Material for this task —
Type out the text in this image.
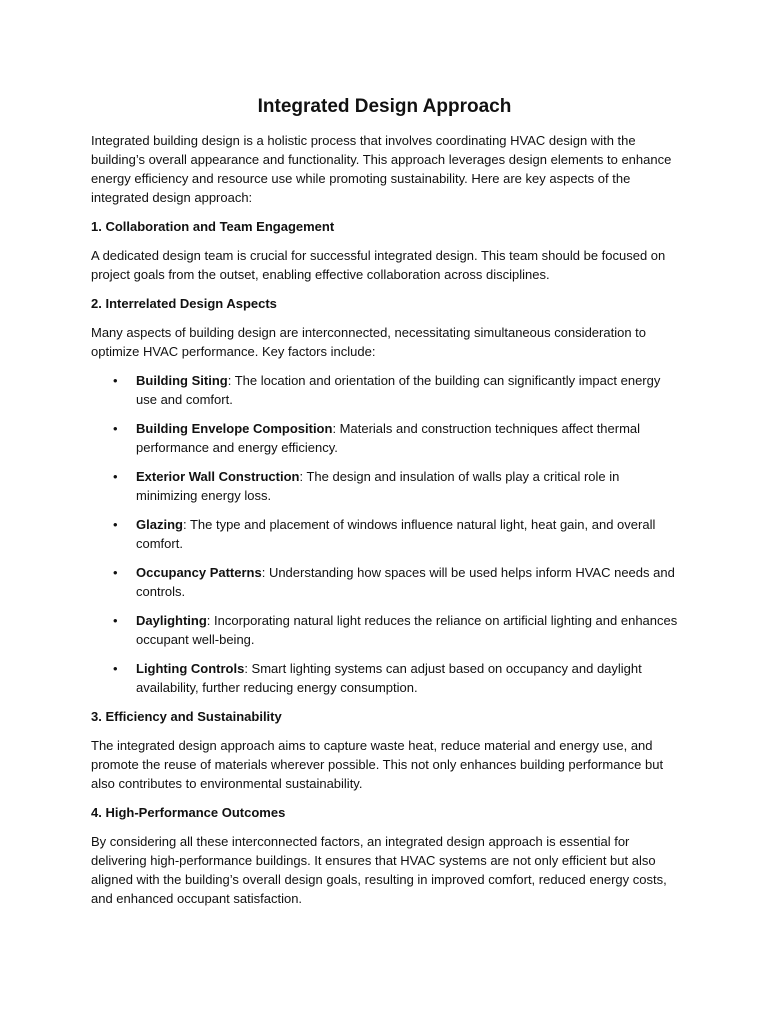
Integrated Design Approach

Integrated building design is a holistic process that involves coordinating HVAC design with the building’s overall appearance and functionality. This approach leverages design elements to enhance energy efficiency and resource use while promoting sustainability. Here are key aspects of the integrated design approach:

1. Collaboration and Team Engagement

A dedicated design team is crucial for successful integrated design. This team should be focused on project goals from the outset, enabling effective collaboration across disciplines.

2. Interrelated Design Aspects

Many aspects of building design are interconnected, necessitating simultaneous consideration to optimize HVAC performance. Key factors include:

• Building Siting: The location and orientation of the building can significantly impact energy use and comfort.
• Building Envelope Composition: Materials and construction techniques affect thermal performance and energy efficiency.
• Exterior Wall Construction: The design and insulation of walls play a critical role in minimizing energy loss.
• Glazing: The type and placement of windows influence natural light, heat gain, and overall comfort.
• Occupancy Patterns: Understanding how spaces will be used helps inform HVAC needs and controls.
• Daylighting: Incorporating natural light reduces the reliance on artificial lighting and enhances occupant well-being.
• Lighting Controls: Smart lighting systems can adjust based on occupancy and daylight availability, further reducing energy consumption.

3. Efficiency and Sustainability

The integrated design approach aims to capture waste heat, reduce material and energy use, and promote the reuse of materials wherever possible. This not only enhances building performance but also contributes to environmental sustainability.

4. High-Performance Outcomes

By considering all these interconnected factors, an integrated design approach is essential for delivering high-performance buildings. It ensures that HVAC systems are not only efficient but also aligned with the building’s overall design goals, resulting in improved comfort, reduced energy costs, and enhanced occupant satisfaction.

Aim —
Make an exact reproduction of the listing above, without any pictures.

Solution to this problem —
Type out the text in this image.
Integrated Design Approach

Integrated building design is a holistic process that involves coordinating HVAC design with the building’s overall appearance and functionality. This approach leverages design elements to enhance energy efficiency and resource use while promoting sustainability. Here are key aspects of the integrated design approach:

1. Collaboration and Team Engagement

A dedicated design team is crucial for successful integrated design. This team should be focused on project goals from the outset, enabling effective collaboration across disciplines.

2. Interrelated Design Aspects

Many aspects of building design are interconnected, necessitating simultaneous consideration to optimize HVAC performance. Key factors include:

• Building Siting: The location and orientation of the building can significantly impact energy use and comfort.
• Building Envelope Composition: Materials and construction techniques affect thermal performance and energy efficiency.
• Exterior Wall Construction: The design and insulation of walls play a critical role in minimizing energy loss.
• Glazing: The type and placement of windows influence natural light, heat gain, and overall comfort.
• Occupancy Patterns: Understanding how spaces will be used helps inform HVAC needs and controls.
• Daylighting: Incorporating natural light reduces the reliance on artificial lighting and enhances occupant well-being.
• Lighting Controls: Smart lighting systems can adjust based on occupancy and daylight availability, further reducing energy consumption.

3. Efficiency and Sustainability

The integrated design approach aims to capture waste heat, reduce material and energy use, and promote the reuse of materials wherever possible. This not only enhances building performance but also contributes to environmental sustainability.

4. High-Performance Outcomes

By considering all these interconnected factors, an integrated design approach is essential for delivering high-performance buildings. It ensures that HVAC systems are not only efficient but also aligned with the building’s overall design goals, resulting in improved comfort, reduced energy costs, and enhanced occupant satisfaction.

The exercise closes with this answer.